> Data shown
## BEGIN
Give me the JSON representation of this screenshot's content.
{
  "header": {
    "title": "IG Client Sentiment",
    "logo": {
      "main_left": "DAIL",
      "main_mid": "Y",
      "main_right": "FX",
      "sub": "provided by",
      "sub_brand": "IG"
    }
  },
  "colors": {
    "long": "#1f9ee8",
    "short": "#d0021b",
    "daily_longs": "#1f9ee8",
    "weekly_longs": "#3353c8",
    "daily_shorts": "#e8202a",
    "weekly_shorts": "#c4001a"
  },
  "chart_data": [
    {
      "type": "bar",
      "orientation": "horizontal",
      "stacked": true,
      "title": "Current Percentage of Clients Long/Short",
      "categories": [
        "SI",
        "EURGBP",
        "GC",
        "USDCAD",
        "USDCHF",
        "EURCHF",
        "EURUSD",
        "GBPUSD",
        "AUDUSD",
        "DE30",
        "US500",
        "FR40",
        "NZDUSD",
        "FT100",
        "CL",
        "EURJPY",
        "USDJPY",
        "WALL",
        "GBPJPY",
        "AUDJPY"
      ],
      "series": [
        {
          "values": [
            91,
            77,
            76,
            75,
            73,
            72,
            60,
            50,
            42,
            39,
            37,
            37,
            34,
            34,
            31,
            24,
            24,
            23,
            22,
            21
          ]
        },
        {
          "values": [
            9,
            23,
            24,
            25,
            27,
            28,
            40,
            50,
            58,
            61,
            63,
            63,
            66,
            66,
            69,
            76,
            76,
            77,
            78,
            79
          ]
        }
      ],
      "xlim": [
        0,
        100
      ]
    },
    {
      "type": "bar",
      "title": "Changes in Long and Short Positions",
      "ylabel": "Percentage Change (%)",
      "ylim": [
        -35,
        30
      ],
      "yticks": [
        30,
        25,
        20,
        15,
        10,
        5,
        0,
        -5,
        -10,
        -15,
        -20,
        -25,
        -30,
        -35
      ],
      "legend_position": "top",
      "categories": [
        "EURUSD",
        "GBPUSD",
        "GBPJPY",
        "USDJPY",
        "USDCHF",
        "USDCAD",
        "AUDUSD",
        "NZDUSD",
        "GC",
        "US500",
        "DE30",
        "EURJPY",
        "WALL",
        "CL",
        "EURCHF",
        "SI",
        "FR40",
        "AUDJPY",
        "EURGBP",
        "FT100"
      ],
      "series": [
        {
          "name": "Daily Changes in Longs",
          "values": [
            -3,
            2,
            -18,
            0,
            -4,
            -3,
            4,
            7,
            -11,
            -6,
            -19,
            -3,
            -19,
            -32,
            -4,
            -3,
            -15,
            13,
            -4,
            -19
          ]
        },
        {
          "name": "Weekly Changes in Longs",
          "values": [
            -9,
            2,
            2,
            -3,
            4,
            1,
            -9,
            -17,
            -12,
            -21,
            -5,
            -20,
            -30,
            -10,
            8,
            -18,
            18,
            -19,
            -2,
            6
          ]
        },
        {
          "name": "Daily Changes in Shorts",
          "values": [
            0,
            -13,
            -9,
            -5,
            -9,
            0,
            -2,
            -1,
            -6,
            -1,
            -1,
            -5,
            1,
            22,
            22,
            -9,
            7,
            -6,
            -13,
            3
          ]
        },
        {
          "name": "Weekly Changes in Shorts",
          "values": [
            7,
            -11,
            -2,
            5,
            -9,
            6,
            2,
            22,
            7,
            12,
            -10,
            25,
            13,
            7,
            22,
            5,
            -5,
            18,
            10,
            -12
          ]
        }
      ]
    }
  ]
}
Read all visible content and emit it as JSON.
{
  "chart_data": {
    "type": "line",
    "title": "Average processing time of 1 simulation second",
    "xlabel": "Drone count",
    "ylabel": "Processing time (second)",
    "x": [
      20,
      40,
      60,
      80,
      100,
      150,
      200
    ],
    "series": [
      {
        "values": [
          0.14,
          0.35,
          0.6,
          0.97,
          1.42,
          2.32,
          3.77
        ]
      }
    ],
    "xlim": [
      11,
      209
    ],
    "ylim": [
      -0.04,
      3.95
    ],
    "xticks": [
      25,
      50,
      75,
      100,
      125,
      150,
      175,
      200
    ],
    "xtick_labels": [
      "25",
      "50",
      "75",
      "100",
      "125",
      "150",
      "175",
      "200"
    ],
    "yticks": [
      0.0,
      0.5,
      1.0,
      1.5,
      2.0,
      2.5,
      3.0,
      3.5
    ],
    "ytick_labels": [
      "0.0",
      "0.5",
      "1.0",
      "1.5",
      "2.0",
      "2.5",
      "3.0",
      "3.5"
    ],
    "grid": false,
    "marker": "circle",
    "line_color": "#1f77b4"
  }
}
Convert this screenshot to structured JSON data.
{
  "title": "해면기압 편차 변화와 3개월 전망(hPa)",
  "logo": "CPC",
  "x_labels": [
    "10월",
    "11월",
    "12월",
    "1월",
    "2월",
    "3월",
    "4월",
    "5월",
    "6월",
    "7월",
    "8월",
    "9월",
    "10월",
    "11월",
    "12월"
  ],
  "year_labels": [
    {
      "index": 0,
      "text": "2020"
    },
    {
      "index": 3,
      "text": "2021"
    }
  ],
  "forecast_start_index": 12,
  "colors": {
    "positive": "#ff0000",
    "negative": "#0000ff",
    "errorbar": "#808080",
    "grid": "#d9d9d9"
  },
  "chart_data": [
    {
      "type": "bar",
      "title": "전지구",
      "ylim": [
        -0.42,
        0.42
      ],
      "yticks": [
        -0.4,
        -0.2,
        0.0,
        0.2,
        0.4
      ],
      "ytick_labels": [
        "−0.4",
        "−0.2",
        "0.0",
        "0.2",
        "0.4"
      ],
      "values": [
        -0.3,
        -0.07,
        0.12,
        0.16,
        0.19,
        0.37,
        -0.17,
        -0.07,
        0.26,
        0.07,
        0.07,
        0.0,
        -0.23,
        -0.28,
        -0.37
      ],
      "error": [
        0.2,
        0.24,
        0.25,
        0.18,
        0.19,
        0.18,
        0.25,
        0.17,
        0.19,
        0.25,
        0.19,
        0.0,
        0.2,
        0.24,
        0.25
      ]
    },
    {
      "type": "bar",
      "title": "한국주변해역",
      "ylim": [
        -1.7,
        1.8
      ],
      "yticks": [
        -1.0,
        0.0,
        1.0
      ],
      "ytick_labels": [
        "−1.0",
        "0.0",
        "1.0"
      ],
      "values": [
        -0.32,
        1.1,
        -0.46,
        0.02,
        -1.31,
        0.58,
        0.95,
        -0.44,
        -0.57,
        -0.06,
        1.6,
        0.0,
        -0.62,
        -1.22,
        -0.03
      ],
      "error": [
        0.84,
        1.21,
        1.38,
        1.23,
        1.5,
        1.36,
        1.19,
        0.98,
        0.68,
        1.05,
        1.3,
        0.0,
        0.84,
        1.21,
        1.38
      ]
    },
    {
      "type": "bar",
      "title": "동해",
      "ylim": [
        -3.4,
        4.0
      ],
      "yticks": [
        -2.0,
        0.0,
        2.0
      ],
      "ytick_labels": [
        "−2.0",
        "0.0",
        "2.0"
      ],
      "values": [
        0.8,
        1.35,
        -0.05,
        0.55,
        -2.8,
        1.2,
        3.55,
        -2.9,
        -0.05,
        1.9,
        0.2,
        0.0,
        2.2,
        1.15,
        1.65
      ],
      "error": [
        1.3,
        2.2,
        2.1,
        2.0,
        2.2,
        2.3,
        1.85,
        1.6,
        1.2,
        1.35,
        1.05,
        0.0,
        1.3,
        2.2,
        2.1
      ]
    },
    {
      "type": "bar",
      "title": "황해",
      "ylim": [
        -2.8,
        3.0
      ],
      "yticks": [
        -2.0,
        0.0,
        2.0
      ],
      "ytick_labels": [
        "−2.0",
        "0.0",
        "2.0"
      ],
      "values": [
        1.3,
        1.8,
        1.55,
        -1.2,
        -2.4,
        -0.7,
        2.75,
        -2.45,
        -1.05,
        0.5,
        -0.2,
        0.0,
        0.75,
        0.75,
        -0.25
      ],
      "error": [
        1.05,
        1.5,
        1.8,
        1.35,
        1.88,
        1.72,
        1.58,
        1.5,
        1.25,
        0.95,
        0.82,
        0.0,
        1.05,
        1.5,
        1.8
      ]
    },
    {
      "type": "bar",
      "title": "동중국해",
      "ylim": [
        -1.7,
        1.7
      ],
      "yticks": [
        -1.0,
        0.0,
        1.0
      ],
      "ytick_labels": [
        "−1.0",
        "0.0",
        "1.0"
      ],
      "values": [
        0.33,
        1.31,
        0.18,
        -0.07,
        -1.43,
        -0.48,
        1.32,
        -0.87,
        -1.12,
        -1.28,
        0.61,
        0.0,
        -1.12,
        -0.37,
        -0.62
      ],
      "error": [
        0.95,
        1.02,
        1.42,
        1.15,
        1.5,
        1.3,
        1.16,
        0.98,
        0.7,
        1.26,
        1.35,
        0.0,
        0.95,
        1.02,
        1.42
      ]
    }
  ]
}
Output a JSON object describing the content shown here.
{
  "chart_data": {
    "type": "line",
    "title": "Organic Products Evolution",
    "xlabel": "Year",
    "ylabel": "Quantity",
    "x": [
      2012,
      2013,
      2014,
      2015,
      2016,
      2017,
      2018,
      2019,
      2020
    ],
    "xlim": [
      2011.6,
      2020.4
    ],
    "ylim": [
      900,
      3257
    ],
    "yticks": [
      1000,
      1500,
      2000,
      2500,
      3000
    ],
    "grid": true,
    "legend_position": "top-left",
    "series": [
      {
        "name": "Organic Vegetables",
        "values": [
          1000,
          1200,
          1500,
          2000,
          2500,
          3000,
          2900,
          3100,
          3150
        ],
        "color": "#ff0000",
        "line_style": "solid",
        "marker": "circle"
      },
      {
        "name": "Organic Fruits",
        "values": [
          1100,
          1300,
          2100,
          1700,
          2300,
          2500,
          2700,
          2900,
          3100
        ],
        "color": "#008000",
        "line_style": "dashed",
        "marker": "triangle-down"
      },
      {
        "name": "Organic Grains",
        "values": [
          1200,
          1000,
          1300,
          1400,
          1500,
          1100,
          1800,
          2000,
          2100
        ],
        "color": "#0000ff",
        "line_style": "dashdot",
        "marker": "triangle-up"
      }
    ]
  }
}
## END
> Short task
Scan the lines for the string "triangle". Pick out every line that has it.

> The solution
        "marker": "triangle-down"
        "marker": "triangle-up"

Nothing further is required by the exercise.